▶ **WHAT THE TASK REQUIRES**
Copy every line of the data that contains the string "this".

▶ **Structured figure records**
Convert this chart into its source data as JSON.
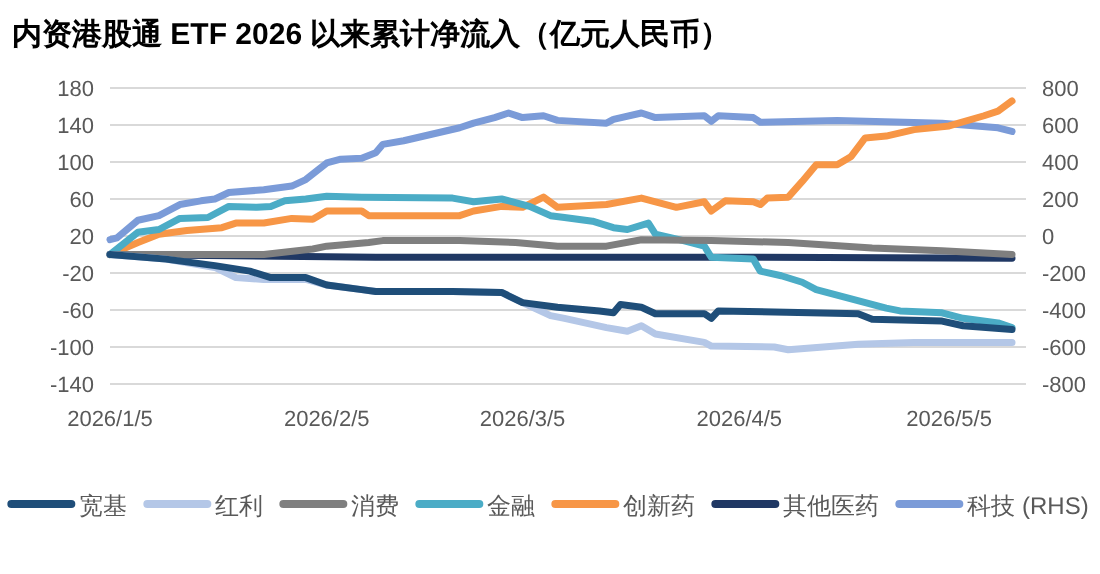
{
  "chart_data": {
    "type": "line",
    "title": "内资港股通 ETF 2026 以来累计净流入（亿元人民币）",
    "xlim": [
      "2026-01-05",
      "2026-05-16"
    ],
    "xticks": [
      {
        "value": "2026-01-05",
        "label": "2026/1/5"
      },
      {
        "value": "2026-02-05",
        "label": "2026/2/5"
      },
      {
        "value": "2026-03-05",
        "label": "2026/3/5"
      },
      {
        "value": "2026-04-05",
        "label": "2026/4/5"
      },
      {
        "value": "2026-05-05",
        "label": "2026/5/5"
      }
    ],
    "ylim": [
      -140,
      180
    ],
    "yticks": [
      -140,
      -100,
      -60,
      -20,
      20,
      60,
      100,
      140,
      180
    ],
    "y2lim": [
      -800,
      800
    ],
    "y2ticks": [
      -800,
      -600,
      -400,
      -200,
      0,
      200,
      400,
      600,
      800
    ],
    "grid": "y",
    "legend": "bottom",
    "series": [
      {
        "name": "宽基",
        "color": "#1f4e79",
        "x": [
          "2026-01-05",
          "2026-01-13",
          "2026-01-20",
          "2026-01-25",
          "2026-01-28",
          "2026-02-02",
          "2026-02-05",
          "2026-02-10",
          "2026-02-12",
          "2026-02-23",
          "2026-03-02",
          "2026-03-05",
          "2026-03-10",
          "2026-03-16",
          "2026-03-18",
          "2026-03-19",
          "2026-03-22",
          "2026-03-24",
          "2026-03-31",
          "2026-04-01",
          "2026-04-02",
          "2026-04-22",
          "2026-04-24",
          "2026-05-04",
          "2026-05-07",
          "2026-05-14"
        ],
        "values": [
          0,
          -5,
          -12,
          -18,
          -25,
          -25,
          -33,
          -38,
          -40,
          -40,
          -41,
          -52,
          -57,
          -61,
          -63,
          -54,
          -57,
          -64,
          -64,
          -69,
          -61,
          -64,
          -70,
          -72,
          -77,
          -81
        ]
      },
      {
        "name": "红利",
        "color": "#b4c7e7",
        "x": [
          "2026-01-05",
          "2026-01-13",
          "2026-01-20",
          "2026-01-23",
          "2026-01-27",
          "2026-02-02",
          "2026-02-05",
          "2026-02-10",
          "2026-02-12",
          "2026-02-23",
          "2026-03-02",
          "2026-03-05",
          "2026-03-09",
          "2026-03-11",
          "2026-03-17",
          "2026-03-20",
          "2026-03-22",
          "2026-03-24",
          "2026-03-31",
          "2026-04-01",
          "2026-04-10",
          "2026-04-12",
          "2026-04-22",
          "2026-04-30",
          "2026-05-14"
        ],
        "values": [
          0,
          -5,
          -14,
          -25,
          -27,
          -27,
          -33,
          -38,
          -40,
          -40,
          -41,
          -52,
          -66,
          -69,
          -79,
          -83,
          -77,
          -86,
          -95,
          -99,
          -100,
          -103,
          -97,
          -95,
          -95
        ]
      },
      {
        "name": "消费",
        "color": "#7f7f7f",
        "x": [
          "2026-01-05",
          "2026-01-18",
          "2026-01-27",
          "2026-02-03",
          "2026-02-05",
          "2026-02-11",
          "2026-02-13",
          "2026-02-24",
          "2026-03-04",
          "2026-03-10",
          "2026-03-17",
          "2026-03-22",
          "2026-04-01",
          "2026-04-12",
          "2026-04-24",
          "2026-05-04",
          "2026-05-14"
        ],
        "values": [
          0,
          0,
          0,
          6,
          9,
          13,
          15,
          15,
          13,
          9,
          9,
          16,
          15,
          13,
          7,
          4,
          0
        ]
      },
      {
        "name": "金融",
        "color": "#4bacc6",
        "x": [
          "2026-01-05",
          "2026-01-09",
          "2026-01-12",
          "2026-01-15",
          "2026-01-19",
          "2026-01-22",
          "2026-01-26",
          "2026-01-28",
          "2026-01-30",
          "2026-02-02",
          "2026-02-05",
          "2026-02-10",
          "2026-02-23",
          "2026-02-26",
          "2026-03-02",
          "2026-03-06",
          "2026-03-09",
          "2026-03-11",
          "2026-03-15",
          "2026-03-18",
          "2026-03-20",
          "2026-03-23",
          "2026-03-24",
          "2026-03-28",
          "2026-03-31",
          "2026-04-01",
          "2026-04-07",
          "2026-04-08",
          "2026-04-11",
          "2026-04-14",
          "2026-04-16",
          "2026-04-21",
          "2026-04-26",
          "2026-04-28",
          "2026-05-04",
          "2026-05-07",
          "2026-05-12",
          "2026-05-14"
        ],
        "values": [
          0,
          24,
          27,
          39,
          40,
          52,
          51,
          52,
          58,
          60,
          63,
          62,
          61,
          57,
          60,
          52,
          42,
          40,
          36,
          29,
          27,
          34,
          22,
          15,
          9,
          -3,
          -5,
          -18,
          -23,
          -30,
          -38,
          -48,
          -58,
          -61,
          -63,
          -69,
          -74,
          -79
        ]
      },
      {
        "name": "创新药",
        "color": "#f79646",
        "x": [
          "2026-01-05",
          "2026-01-09",
          "2026-01-12",
          "2026-01-16",
          "2026-01-21",
          "2026-01-23",
          "2026-01-27",
          "2026-01-31",
          "2026-02-03",
          "2026-02-05",
          "2026-02-10",
          "2026-02-11",
          "2026-02-24",
          "2026-02-26",
          "2026-03-02",
          "2026-03-05",
          "2026-03-08",
          "2026-03-10",
          "2026-03-17",
          "2026-03-22",
          "2026-03-27",
          "2026-03-31",
          "2026-04-01",
          "2026-04-03",
          "2026-04-07",
          "2026-04-08",
          "2026-04-09",
          "2026-04-12",
          "2026-04-14",
          "2026-04-16",
          "2026-04-19",
          "2026-04-21",
          "2026-04-23",
          "2026-04-26",
          "2026-04-30",
          "2026-05-05",
          "2026-05-10",
          "2026-05-12",
          "2026-05-14"
        ],
        "values": [
          0,
          13,
          22,
          26,
          29,
          34,
          34,
          39,
          38,
          47,
          47,
          42,
          42,
          47,
          52,
          51,
          62,
          51,
          54,
          61,
          51,
          57,
          47,
          58,
          57,
          54,
          61,
          62,
          79,
          97,
          97,
          106,
          126,
          128,
          135,
          139,
          150,
          155,
          166
        ]
      },
      {
        "name": "其他医药",
        "color": "#203864",
        "x": [
          "2026-01-05",
          "2026-02-12",
          "2026-03-05",
          "2026-04-05",
          "2026-05-14"
        ],
        "values": [
          0,
          -3,
          -3,
          -3,
          -4
        ]
      },
      {
        "name": "科技 (RHS)",
        "color": "#7b9bd8",
        "axis": "y2",
        "x": [
          "2026-01-05",
          "2026-01-06",
          "2026-01-09",
          "2026-01-12",
          "2026-01-15",
          "2026-01-18",
          "2026-01-20",
          "2026-01-22",
          "2026-01-27",
          "2026-01-31",
          "2026-02-02",
          "2026-02-05",
          "2026-02-07",
          "2026-02-10",
          "2026-02-12",
          "2026-02-13",
          "2026-02-16",
          "2026-02-20",
          "2026-02-24",
          "2026-02-26",
          "2026-03-01",
          "2026-03-03",
          "2026-03-05",
          "2026-03-08",
          "2026-03-10",
          "2026-03-17",
          "2026-03-18",
          "2026-03-22",
          "2026-03-24",
          "2026-03-31",
          "2026-04-01",
          "2026-04-02",
          "2026-04-07",
          "2026-04-08",
          "2026-04-19",
          "2026-05-04",
          "2026-05-12",
          "2026-05-14"
        ],
        "values": [
          -20,
          -10,
          85,
          110,
          170,
          190,
          200,
          235,
          250,
          270,
          305,
          395,
          415,
          420,
          450,
          495,
          515,
          550,
          585,
          610,
          640,
          665,
          640,
          650,
          625,
          610,
          630,
          665,
          640,
          650,
          620,
          650,
          640,
          615,
          625,
          610,
          585,
          565
        ]
      }
    ]
  }
}
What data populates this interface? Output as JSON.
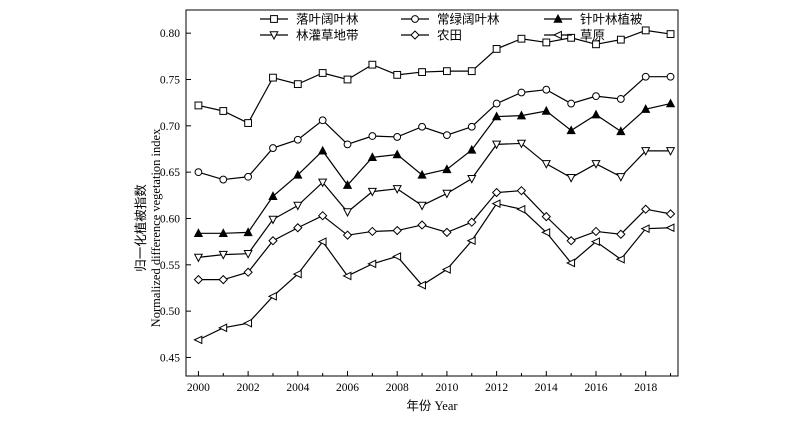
{
  "chart_data": {
    "type": "line",
    "x": [
      2000,
      2001,
      2002,
      2003,
      2004,
      2005,
      2006,
      2007,
      2008,
      2009,
      2010,
      2011,
      2012,
      2013,
      2014,
      2015,
      2016,
      2017,
      2018,
      2019
    ],
    "series": [
      {
        "name": "落叶阔叶林",
        "marker": "square",
        "values": [
          0.722,
          0.716,
          0.703,
          0.752,
          0.745,
          0.757,
          0.75,
          0.766,
          0.755,
          0.758,
          0.759,
          0.759,
          0.783,
          0.794,
          0.79,
          0.795,
          0.788,
          0.793,
          0.803,
          0.799
        ]
      },
      {
        "name": "常绿阔叶林",
        "marker": "circle",
        "values": [
          0.65,
          0.642,
          0.645,
          0.676,
          0.685,
          0.706,
          0.68,
          0.689,
          0.688,
          0.699,
          0.69,
          0.699,
          0.724,
          0.736,
          0.739,
          0.724,
          0.732,
          0.729,
          0.753,
          0.753
        ]
      },
      {
        "name": "针叶林植被",
        "marker": "triangle-up",
        "values": [
          0.584,
          0.584,
          0.585,
          0.624,
          0.647,
          0.673,
          0.636,
          0.666,
          0.669,
          0.647,
          0.653,
          0.674,
          0.71,
          0.711,
          0.716,
          0.695,
          0.712,
          0.694,
          0.718,
          0.724
        ]
      },
      {
        "name": "林灌草地带",
        "marker": "triangle-down",
        "values": [
          0.558,
          0.561,
          0.562,
          0.599,
          0.614,
          0.639,
          0.607,
          0.629,
          0.632,
          0.614,
          0.627,
          0.643,
          0.68,
          0.681,
          0.659,
          0.644,
          0.659,
          0.645,
          0.673,
          0.673
        ]
      },
      {
        "name": "农田",
        "marker": "diamond",
        "values": [
          0.534,
          0.534,
          0.542,
          0.576,
          0.59,
          0.603,
          0.582,
          0.586,
          0.587,
          0.593,
          0.585,
          0.596,
          0.628,
          0.63,
          0.602,
          0.576,
          0.586,
          0.583,
          0.61,
          0.605
        ]
      },
      {
        "name": "草原",
        "marker": "triangle-left",
        "values": [
          0.469,
          0.482,
          0.487,
          0.516,
          0.54,
          0.575,
          0.538,
          0.551,
          0.559,
          0.528,
          0.545,
          0.576,
          0.616,
          0.61,
          0.585,
          0.552,
          0.575,
          0.556,
          0.589,
          0.59
        ]
      }
    ],
    "xlabel": "年份 Year",
    "ylabel_lines": [
      "归一化植被指数",
      "Normalized difference vegetation index"
    ],
    "xlim": [
      1999.5,
      2019.3
    ],
    "ylim": [
      0.43,
      0.825
    ],
    "xticks": [
      2000,
      2002,
      2004,
      2006,
      2008,
      2010,
      2012,
      2014,
      2016,
      2018
    ],
    "xtick_labels": [
      "2000",
      "2002",
      "2004",
      "2006",
      "2008",
      "2010",
      "2012",
      "2014",
      "2016",
      "2018"
    ],
    "yticks": [
      0.45,
      0.5,
      0.55,
      0.6,
      0.65,
      0.7,
      0.75,
      0.8
    ],
    "ytick_labels": [
      "0.45",
      "0.50",
      "0.55",
      "0.60",
      "0.65",
      "0.70",
      "0.75",
      "0.80"
    ],
    "grid": false,
    "legend_position": "top",
    "line_color": "#000000"
  }
}
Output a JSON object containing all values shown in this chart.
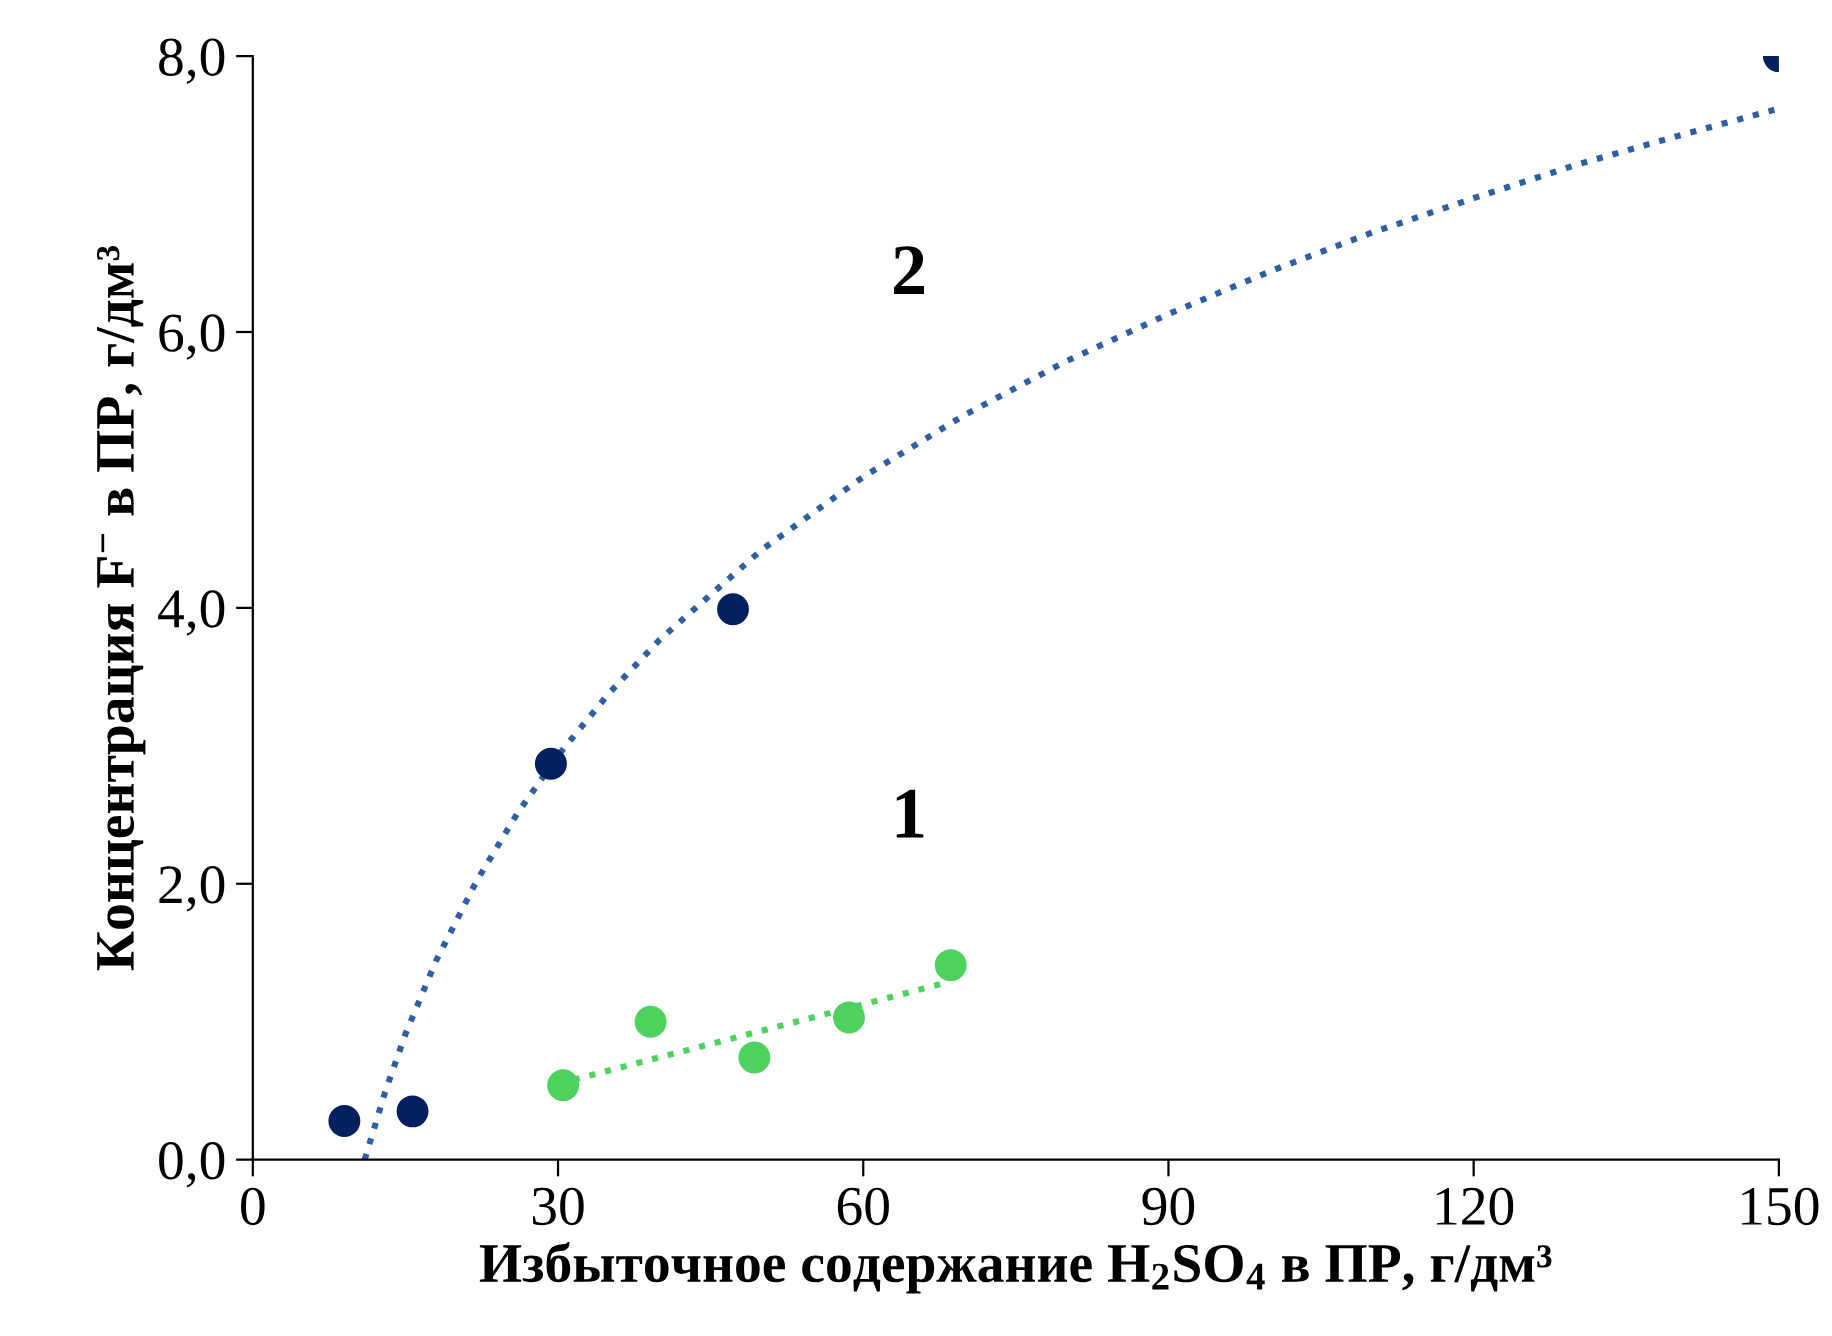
{
  "chart_data": {
    "type": "scatter",
    "xlabel": "Избыточное содержание H$_{2}$SO$_{4}$ в ПР, г/дм³",
    "ylabel": "Концентрация F$^{−}$ в ПР, г/дм³",
    "series": [
      {
        "color": "#002060",
        "marker": "circle",
        "x": [
          9.0,
          15.7,
          29.3,
          47.2,
          150
        ],
        "values": [
          0.28,
          0.35,
          2.87,
          3.99,
          8.0
        ]
      },
      {
        "color": "#4ed25e",
        "marker": "circle",
        "x": [
          30.5,
          39.1,
          49.3,
          58.6,
          68.6
        ],
        "values": [
          0.54,
          1.0,
          0.74,
          1.03,
          1.41
        ]
      },
      {
        "type": "line",
        "name": "2",
        "color": "#2e5fa3",
        "line_style": "dotted",
        "marker": "none",
        "x": [
          11,
          13,
          15,
          18,
          22,
          26,
          30,
          35,
          40,
          50,
          60,
          70,
          80,
          90,
          100,
          110,
          120,
          130,
          140,
          150
        ],
        "values": [
          0.0,
          0.49,
          0.91,
          1.44,
          2.02,
          2.51,
          2.93,
          3.38,
          3.77,
          4.42,
          4.95,
          5.4,
          5.79,
          6.13,
          6.44,
          6.72,
          6.97,
          7.21,
          7.42,
          7.62
        ]
      },
      {
        "type": "line",
        "name": "1",
        "color": "#4ed25e",
        "line_style": "dotted",
        "marker": "none",
        "x": [
          30,
          68
        ],
        "values": [
          0.55,
          1.28
        ]
      }
    ],
    "xlim": [
      0,
      150
    ],
    "xticks": [
      0,
      30,
      60,
      90,
      120,
      150
    ],
    "ylim": [
      0,
      8
    ],
    "yticks": [
      {
        "value": 0,
        "label": "0,0"
      },
      {
        "value": 2,
        "label": "2,0"
      },
      {
        "value": 4,
        "label": "4,0"
      },
      {
        "value": 6,
        "label": "6,0"
      },
      {
        "value": 8,
        "label": "8,0"
      }
    ],
    "grid": false,
    "legend": false
  }
}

▶ **CORRECT ANSWER**
Convert this chart into its source data as JSON.
What data populates this interface? Output as JSON.
Output a JSON object containing all values shown in this chart.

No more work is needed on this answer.